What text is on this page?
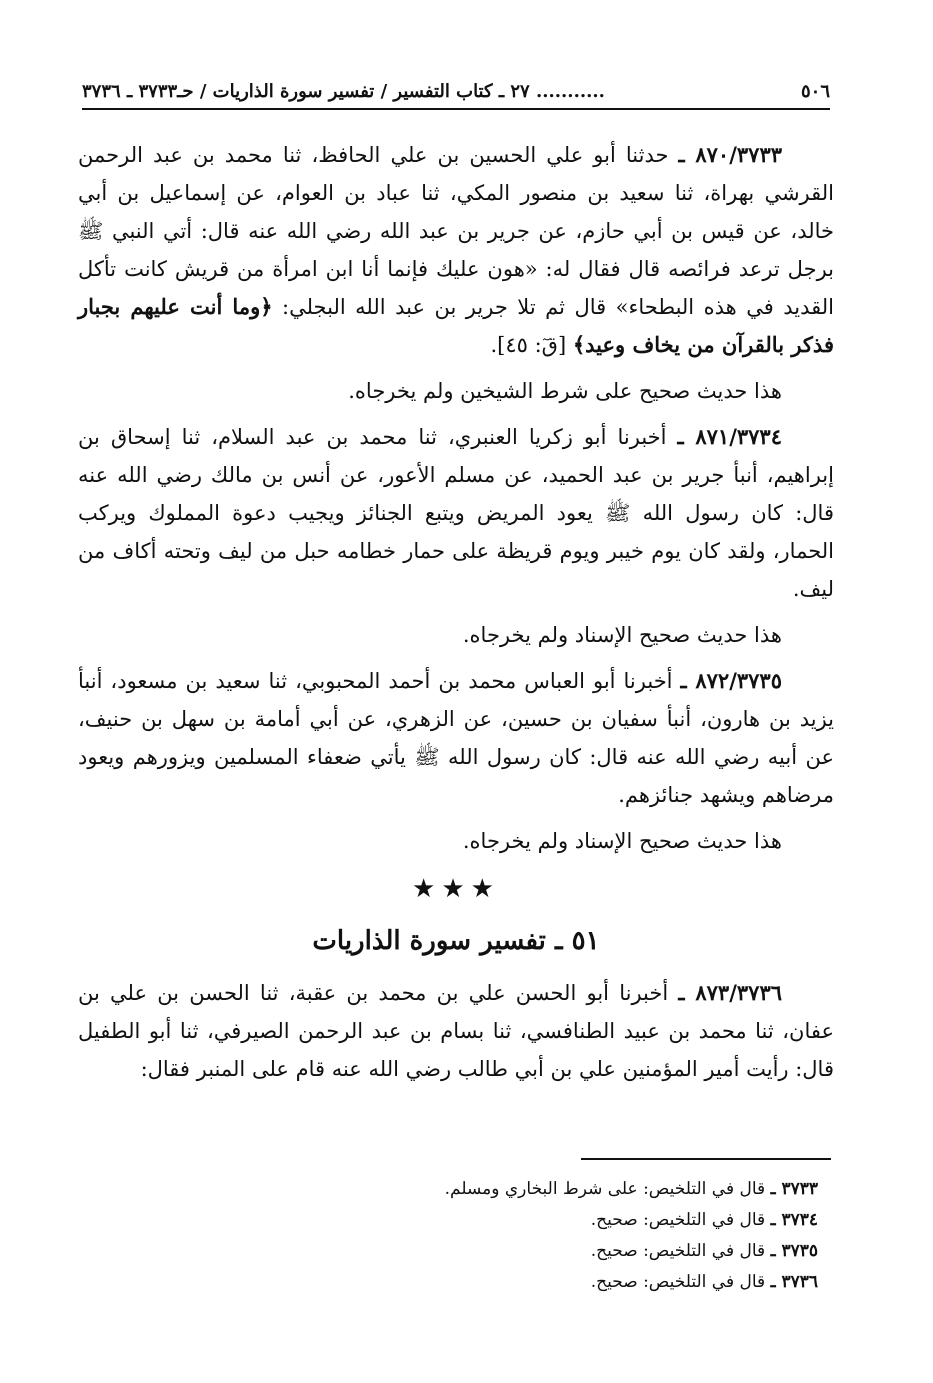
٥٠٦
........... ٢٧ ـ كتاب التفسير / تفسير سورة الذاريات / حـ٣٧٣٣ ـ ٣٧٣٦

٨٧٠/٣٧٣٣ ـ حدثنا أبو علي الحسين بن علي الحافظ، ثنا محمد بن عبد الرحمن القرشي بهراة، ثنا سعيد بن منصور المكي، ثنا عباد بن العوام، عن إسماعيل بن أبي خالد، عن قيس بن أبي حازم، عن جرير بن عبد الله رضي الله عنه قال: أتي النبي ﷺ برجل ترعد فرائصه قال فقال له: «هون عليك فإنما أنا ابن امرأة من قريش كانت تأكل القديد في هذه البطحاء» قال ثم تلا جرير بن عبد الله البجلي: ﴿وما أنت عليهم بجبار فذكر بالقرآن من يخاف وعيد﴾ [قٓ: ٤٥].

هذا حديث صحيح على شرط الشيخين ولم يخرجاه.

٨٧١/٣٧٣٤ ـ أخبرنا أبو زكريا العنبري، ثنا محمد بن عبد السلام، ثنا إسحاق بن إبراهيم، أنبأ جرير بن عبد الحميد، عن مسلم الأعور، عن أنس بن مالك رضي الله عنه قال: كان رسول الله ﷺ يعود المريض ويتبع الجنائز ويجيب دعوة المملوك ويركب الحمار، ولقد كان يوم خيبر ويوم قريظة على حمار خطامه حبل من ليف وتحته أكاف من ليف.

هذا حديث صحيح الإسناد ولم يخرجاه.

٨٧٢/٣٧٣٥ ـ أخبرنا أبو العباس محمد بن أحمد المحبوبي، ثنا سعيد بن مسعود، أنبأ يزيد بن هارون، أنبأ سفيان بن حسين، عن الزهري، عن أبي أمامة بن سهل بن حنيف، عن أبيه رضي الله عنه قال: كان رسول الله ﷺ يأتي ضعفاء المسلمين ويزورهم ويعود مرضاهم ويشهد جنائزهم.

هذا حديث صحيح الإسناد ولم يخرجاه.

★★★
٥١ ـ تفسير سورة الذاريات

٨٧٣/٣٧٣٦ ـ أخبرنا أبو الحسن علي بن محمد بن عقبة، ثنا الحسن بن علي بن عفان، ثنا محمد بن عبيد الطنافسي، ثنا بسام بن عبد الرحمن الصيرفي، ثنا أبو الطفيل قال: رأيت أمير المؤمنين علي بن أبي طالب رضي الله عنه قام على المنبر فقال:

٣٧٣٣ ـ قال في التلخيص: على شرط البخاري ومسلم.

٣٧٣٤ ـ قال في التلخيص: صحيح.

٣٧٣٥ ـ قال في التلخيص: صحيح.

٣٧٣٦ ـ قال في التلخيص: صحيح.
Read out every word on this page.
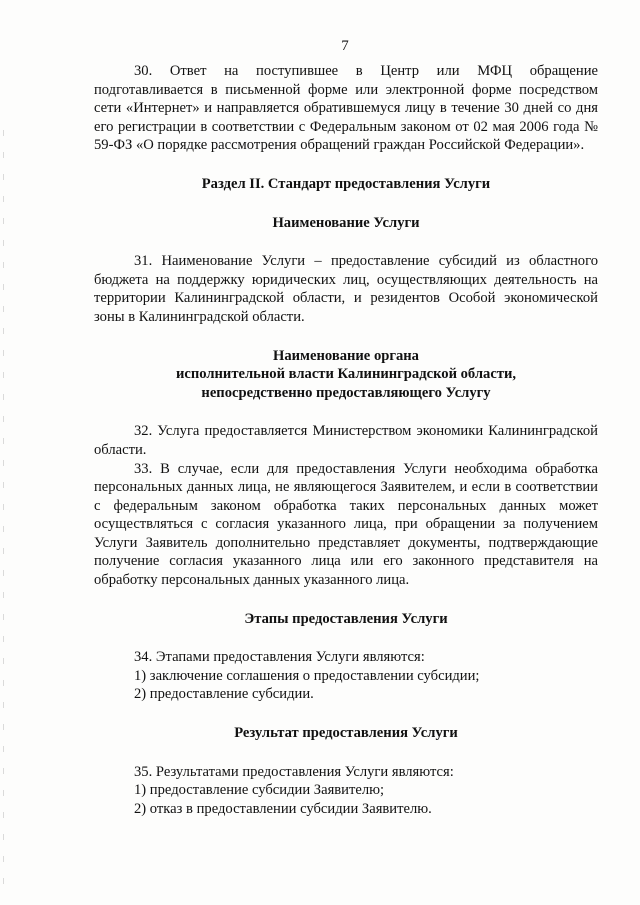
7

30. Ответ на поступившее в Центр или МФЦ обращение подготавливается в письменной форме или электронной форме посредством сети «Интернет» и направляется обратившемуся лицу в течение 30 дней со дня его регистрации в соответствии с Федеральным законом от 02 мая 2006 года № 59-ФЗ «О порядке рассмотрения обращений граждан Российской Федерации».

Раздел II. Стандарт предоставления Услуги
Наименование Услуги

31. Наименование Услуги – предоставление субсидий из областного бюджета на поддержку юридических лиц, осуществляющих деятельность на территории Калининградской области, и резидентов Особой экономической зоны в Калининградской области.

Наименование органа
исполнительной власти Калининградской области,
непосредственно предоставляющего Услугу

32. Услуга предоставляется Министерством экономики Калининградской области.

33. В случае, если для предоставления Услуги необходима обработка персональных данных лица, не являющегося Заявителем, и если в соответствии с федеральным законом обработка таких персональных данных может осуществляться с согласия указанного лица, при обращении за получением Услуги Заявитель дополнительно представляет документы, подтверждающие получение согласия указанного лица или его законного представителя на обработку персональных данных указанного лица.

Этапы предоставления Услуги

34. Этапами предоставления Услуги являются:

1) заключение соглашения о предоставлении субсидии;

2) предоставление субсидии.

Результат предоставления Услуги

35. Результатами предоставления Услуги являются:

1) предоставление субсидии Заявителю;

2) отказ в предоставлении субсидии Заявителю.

┄┄┄┄┄┄┄┄┄┄

What this task involves: Search the entries for the word "Калининградской" and gather every line where it appears.

Task response:
31. Наименование Услуги – предоставление субсидий из областного бюджета на поддержку юридических лиц, осуществляющих деятельность на территории Калининградской области, и резидентов Особой экономической зоны в Калининградской области.
исполнительной власти Калининградской области,
32. Услуга предоставляется Министерством экономики Калининградской области.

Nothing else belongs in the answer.